═════ AVAILABLE DATA

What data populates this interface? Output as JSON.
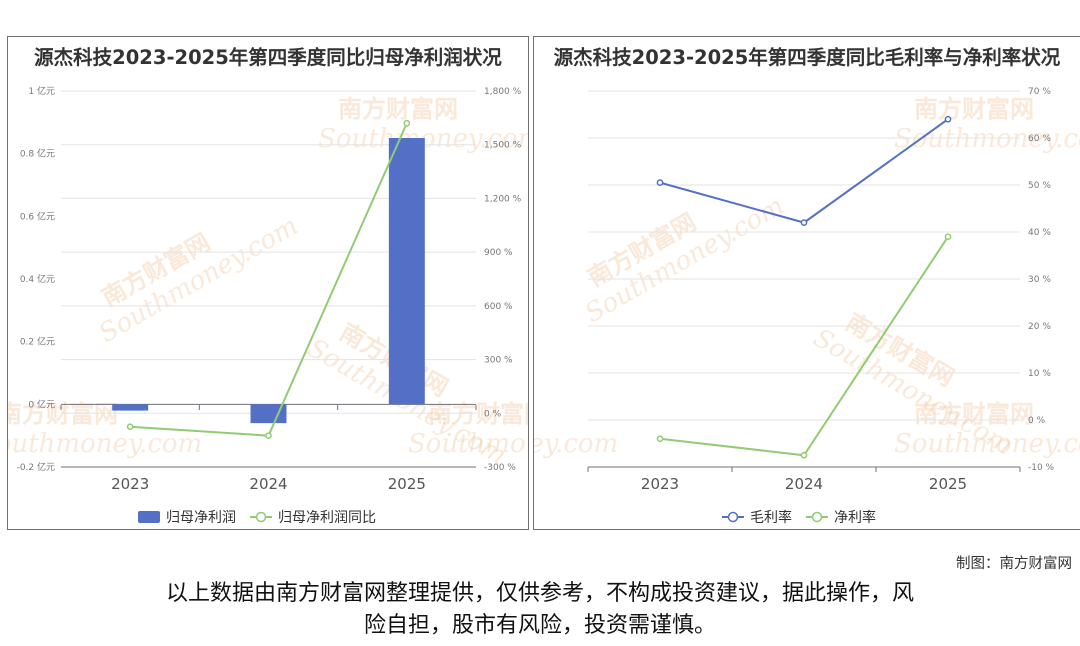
{
  "chart_data": [
    {
      "type": "bar",
      "title": "源杰科技2023-2025年第四季度同比归母净利润状况",
      "categories": [
        "2023",
        "2024",
        "2025"
      ],
      "series": [
        {
          "name": "归母净利润",
          "type": "bar",
          "axis": "left",
          "values": [
            -0.02,
            -0.06,
            0.85
          ],
          "color": "#5470c6"
        },
        {
          "name": "归母净利润同比",
          "type": "line",
          "axis": "right",
          "values": [
            -75,
            -125,
            1620
          ],
          "color": "#91cc75"
        }
      ],
      "y_left": {
        "min": -0.2,
        "max": 1.0,
        "ticks": [
          -0.2,
          0,
          0.2,
          0.4,
          0.6,
          0.8,
          1
        ],
        "tick_labels": [
          "-0.2 亿元",
          "0 亿元",
          "0.2 亿元",
          "0.4 亿元",
          "0.6 亿元",
          "0.8 亿元",
          "1 亿元"
        ]
      },
      "y_right": {
        "min": -300,
        "max": 1800,
        "ticks": [
          -300,
          0,
          300,
          600,
          900,
          1200,
          1500,
          1800
        ],
        "tick_labels": [
          "-300 %",
          "0 %",
          "300 %",
          "600 %",
          "900 %",
          "1,200 %",
          "1,500 %",
          "1,800 %"
        ]
      },
      "legend": "bottom-center",
      "grid": true
    },
    {
      "type": "line",
      "title": "源杰科技2023-2025年第四季度同比毛利率与净利率状况",
      "categories": [
        "2023",
        "2024",
        "2025"
      ],
      "series": [
        {
          "name": "毛利率",
          "axis": "right",
          "values": [
            50.5,
            42,
            64
          ],
          "color": "#5470c6"
        },
        {
          "name": "净利率",
          "axis": "right",
          "values": [
            -4,
            -7.5,
            39
          ],
          "color": "#91cc75"
        }
      ],
      "y_right": {
        "min": -10,
        "max": 70,
        "ticks": [
          -10,
          0,
          10,
          20,
          30,
          40,
          50,
          60,
          70
        ],
        "tick_labels": [
          "-10 %",
          "0 %",
          "10 %",
          "20 %",
          "30 %",
          "40 %",
          "50 %",
          "60 %",
          "70 %"
        ]
      },
      "legend": "bottom-center",
      "grid": true
    }
  ],
  "watermark": {
    "cn": "南方财富网",
    "en": "Southmoney.com"
  },
  "footer": {
    "credit": "制图：南方财富网",
    "disclaimer_line1": "以上数据由南方财富网整理提供，仅供参考，不构成投资建议，据此操作，风",
    "disclaimer_line2": "险自担，股市有风险，投资需谨慎。"
  }
}
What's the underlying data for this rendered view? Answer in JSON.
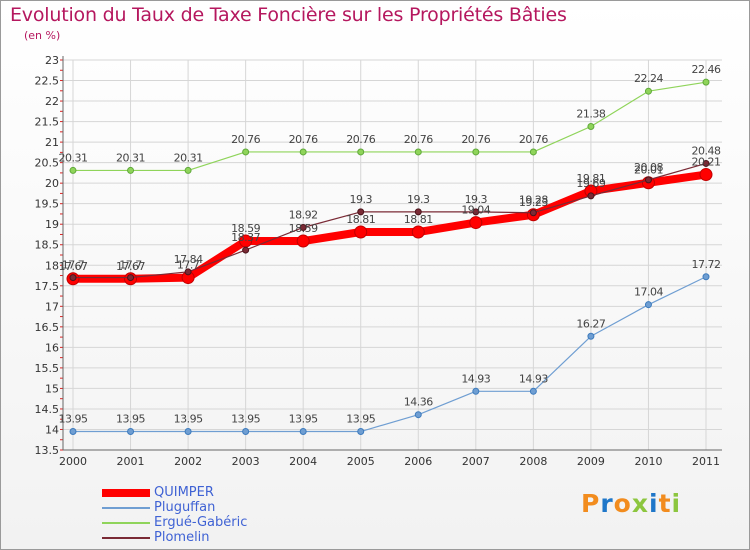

══════════

» GIVEN PROBLEM: Reproduce each entry verbatim, excluding any embedded images.

» SOLUTION:
What data populates this interface? Output as JSON.
{
  "chart_data": [
    {
      "type": "bar",
      "title": "源杰科技2023-2025年第四季度同比归母净利润状况",
      "categories": [
        "2023",
        "2024",
        "2025"
      ],
      "series": [
        {
          "name": "归母净利润",
          "type": "bar",
          "axis": "left",
          "values": [
            -0.02,
            -0.06,
            0.85
          ],
          "color": "#5470c6"
        },
        {
          "name": "归母净利润同比",
          "type": "line",
          "axis": "right",
          "values": [
            -75,
            -125,
            1620
          ],
          "color": "#91cc75"
        }
      ],
      "y_left": {
        "min": -0.2,
        "max": 1.0,
        "ticks": [
          -0.2,
          0,
          0.2,
          0.4,
          0.6,
          0.8,
          1
        ],
        "tick_labels": [
          "-0.2 亿元",
          "0 亿元",
          "0.2 亿元",
          "0.4 亿元",
          "0.6 亿元",
          "0.8 亿元",
          "1 亿元"
        ]
      },
      "y_right": {
        "min": -300,
        "max": 1800,
        "ticks": [
          -300,
          0,
          300,
          600,
          900,
          1200,
          1500,
          1800
        ],
        "tick_labels": [
          "-300 %",
          "0 %",
          "300 %",
          "600 %",
          "900 %",
          "1,200 %",
          "1,500 %",
          "1,800 %"
        ]
      },
      "legend": "bottom-center",
      "grid": true
    },
    {
      "type": "line",
      "title": "源杰科技2023-2025年第四季度同比毛利率与净利率状况",
      "categories": [
        "2023",
        "2024",
        "2025"
      ],
      "series": [
        {
          "name": "毛利率",
          "axis": "right",
          "values": [
            50.5,
            42,
            64
          ],
          "color": "#5470c6"
        },
        {
          "name": "净利率",
          "axis": "right",
          "values": [
            -4,
            -7.5,
            39
          ],
          "color": "#91cc75"
        }
      ],
      "y_right": {
        "min": -10,
        "max": 70,
        "ticks": [
          -10,
          0,
          10,
          20,
          30,
          40,
          50,
          60,
          70
        ],
        "tick_labels": [
          "-10 %",
          "0 %",
          "10 %",
          "20 %",
          "30 %",
          "40 %",
          "50 %",
          "60 %",
          "70 %"
        ]
      },
      "legend": "bottom-center",
      "grid": true
    }
  ],
  "watermark": {
    "cn": "南方财富网",
    "en": "Southmoney.com"
  },
  "footer": {
    "credit": "制图：南方财富网",
    "disclaimer_line1": "以上数据由南方财富网整理提供，仅供参考，不构成投资建议，据此操作，风",
    "disclaimer_line2": "险自担，股市有风险，投资需谨慎。"
  }
}
What's the underlying data for this rendered view? Answer in JSON.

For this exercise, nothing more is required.